_Given exercise_
Emit the line that holds "Serialize everything readable" and all lines following it through the end of the data, verbatim, and nothing else.

* Begin Material to process *

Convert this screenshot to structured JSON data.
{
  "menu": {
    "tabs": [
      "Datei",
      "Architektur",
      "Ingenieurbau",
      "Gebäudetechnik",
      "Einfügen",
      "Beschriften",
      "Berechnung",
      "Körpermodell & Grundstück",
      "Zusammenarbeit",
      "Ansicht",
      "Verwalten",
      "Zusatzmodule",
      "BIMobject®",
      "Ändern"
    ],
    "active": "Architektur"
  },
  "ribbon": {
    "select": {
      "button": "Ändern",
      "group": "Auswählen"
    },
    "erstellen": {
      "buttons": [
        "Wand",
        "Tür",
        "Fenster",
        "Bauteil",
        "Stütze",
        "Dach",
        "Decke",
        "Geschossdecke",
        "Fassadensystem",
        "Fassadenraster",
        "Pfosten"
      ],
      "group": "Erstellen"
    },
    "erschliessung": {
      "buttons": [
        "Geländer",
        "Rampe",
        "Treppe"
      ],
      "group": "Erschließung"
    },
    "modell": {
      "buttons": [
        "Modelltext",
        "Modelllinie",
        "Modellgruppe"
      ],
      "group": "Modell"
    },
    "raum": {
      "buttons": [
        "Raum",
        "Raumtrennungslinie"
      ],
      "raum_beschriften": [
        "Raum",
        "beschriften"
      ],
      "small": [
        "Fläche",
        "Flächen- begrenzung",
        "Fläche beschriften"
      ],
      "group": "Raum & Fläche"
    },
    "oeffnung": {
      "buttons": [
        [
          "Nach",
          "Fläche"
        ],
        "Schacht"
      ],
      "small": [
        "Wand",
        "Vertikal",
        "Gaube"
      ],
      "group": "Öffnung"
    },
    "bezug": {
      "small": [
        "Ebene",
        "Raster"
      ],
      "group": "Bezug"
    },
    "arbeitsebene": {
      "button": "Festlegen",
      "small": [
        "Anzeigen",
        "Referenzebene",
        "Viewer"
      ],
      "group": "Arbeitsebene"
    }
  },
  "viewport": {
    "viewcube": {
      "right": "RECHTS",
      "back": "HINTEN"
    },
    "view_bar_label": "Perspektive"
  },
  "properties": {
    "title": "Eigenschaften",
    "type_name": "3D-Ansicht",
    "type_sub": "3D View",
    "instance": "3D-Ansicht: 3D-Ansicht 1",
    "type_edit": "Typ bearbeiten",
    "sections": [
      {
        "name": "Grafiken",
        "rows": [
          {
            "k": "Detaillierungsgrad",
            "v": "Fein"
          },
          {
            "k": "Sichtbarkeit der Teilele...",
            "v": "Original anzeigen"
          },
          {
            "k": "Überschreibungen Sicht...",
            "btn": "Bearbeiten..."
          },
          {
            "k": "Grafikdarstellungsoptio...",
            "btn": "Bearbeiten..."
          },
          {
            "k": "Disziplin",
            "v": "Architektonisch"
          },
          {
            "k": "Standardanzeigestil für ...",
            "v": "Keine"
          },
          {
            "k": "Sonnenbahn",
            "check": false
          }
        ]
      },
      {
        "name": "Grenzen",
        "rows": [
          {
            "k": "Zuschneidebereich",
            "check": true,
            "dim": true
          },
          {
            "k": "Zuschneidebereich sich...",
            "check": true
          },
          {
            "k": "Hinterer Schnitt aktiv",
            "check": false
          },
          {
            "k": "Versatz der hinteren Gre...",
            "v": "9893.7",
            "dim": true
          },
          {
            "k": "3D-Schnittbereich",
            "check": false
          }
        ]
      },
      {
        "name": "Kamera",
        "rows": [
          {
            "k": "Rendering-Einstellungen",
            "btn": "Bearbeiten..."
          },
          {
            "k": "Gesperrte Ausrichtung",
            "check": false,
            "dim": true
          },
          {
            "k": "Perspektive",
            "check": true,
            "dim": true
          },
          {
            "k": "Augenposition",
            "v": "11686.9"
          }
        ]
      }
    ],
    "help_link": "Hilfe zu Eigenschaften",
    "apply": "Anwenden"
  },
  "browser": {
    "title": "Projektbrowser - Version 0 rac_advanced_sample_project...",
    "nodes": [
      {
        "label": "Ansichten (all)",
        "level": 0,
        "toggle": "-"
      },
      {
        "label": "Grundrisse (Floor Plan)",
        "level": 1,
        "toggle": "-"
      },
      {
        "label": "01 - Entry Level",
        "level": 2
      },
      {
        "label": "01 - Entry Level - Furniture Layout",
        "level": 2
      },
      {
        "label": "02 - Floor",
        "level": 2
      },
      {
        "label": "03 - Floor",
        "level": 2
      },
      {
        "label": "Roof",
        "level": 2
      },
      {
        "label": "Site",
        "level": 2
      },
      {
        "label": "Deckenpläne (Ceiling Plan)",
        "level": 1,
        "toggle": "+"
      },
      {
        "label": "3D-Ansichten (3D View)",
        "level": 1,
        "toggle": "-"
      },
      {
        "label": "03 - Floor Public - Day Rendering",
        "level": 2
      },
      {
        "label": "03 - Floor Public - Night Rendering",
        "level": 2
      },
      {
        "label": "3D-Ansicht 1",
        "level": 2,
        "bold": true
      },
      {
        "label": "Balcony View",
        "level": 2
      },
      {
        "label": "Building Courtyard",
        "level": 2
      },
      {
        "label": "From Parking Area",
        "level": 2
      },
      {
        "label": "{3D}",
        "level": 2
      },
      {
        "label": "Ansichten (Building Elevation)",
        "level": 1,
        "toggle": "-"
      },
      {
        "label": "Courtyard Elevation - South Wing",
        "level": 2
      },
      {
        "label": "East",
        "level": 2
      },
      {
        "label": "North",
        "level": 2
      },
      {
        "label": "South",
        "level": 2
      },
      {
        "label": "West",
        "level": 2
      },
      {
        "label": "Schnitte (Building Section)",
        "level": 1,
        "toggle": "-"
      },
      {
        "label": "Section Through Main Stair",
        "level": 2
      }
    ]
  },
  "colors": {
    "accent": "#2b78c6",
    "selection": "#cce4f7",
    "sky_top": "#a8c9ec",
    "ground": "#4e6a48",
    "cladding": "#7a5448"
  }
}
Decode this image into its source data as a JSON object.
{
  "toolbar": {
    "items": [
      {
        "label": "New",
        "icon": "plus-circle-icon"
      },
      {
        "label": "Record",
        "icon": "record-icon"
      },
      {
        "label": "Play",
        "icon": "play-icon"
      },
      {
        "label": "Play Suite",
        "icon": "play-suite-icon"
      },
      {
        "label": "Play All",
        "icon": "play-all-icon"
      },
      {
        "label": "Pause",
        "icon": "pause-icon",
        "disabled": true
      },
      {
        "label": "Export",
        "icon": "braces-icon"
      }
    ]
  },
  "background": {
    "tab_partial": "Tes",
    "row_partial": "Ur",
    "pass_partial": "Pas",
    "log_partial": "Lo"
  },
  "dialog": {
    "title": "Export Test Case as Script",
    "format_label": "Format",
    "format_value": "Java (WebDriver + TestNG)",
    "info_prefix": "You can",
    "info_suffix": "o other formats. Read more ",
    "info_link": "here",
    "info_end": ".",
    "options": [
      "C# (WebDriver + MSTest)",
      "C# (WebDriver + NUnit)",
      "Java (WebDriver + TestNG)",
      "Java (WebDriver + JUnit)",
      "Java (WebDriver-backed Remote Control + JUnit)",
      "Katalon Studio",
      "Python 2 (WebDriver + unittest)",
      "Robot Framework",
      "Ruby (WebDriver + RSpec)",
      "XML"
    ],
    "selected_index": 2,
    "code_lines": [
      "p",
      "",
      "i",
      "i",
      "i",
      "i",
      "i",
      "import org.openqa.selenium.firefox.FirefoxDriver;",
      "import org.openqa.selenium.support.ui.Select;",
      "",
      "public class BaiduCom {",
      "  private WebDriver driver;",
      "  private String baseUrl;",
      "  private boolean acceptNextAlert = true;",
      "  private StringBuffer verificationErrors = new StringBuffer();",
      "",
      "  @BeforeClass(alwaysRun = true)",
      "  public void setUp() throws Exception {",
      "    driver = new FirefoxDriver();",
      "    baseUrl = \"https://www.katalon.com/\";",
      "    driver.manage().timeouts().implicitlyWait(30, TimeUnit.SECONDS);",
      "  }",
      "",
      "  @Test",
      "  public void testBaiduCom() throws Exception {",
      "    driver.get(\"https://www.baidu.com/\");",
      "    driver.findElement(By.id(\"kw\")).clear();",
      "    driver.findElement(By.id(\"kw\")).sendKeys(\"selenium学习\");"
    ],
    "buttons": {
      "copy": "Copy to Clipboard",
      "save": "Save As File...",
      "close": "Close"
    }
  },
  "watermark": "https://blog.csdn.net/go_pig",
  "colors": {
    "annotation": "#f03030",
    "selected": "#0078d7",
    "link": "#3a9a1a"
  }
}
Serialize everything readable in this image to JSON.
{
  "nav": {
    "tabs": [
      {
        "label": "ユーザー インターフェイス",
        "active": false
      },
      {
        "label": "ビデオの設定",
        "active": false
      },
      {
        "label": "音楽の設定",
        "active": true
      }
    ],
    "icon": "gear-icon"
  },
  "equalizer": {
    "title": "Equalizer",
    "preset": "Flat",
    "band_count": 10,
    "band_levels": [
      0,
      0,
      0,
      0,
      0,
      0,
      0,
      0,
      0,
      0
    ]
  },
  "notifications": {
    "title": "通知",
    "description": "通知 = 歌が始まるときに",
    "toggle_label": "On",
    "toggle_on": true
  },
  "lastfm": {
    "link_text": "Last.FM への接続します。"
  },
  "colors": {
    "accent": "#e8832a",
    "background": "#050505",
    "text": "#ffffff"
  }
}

* End Material to process *

_Exercise answer_
Serialize everything readable in this image to JSON.
{
  "nav": {
    "tabs": [
      {
        "label": "ユーザー インターフェイス",
        "active": false
      },
      {
        "label": "ビデオの設定",
        "active": false
      },
      {
        "label": "音楽の設定",
        "active": true
      }
    ],
    "icon": "gear-icon"
  },
  "equalizer": {
    "title": "Equalizer",
    "preset": "Flat",
    "band_count": 10,
    "band_levels": [
      0,
      0,
      0,
      0,
      0,
      0,
      0,
      0,
      0,
      0
    ]
  },
  "notifications": {
    "title": "通知",
    "description": "通知 = 歌が始まるときに",
    "toggle_label": "On",
    "toggle_on": true
  },
  "lastfm": {
    "link_text": "Last.FM への接続します。"
  },
  "colors": {
    "accent": "#e8832a",
    "background": "#050505",
    "text": "#ffffff"
  }
}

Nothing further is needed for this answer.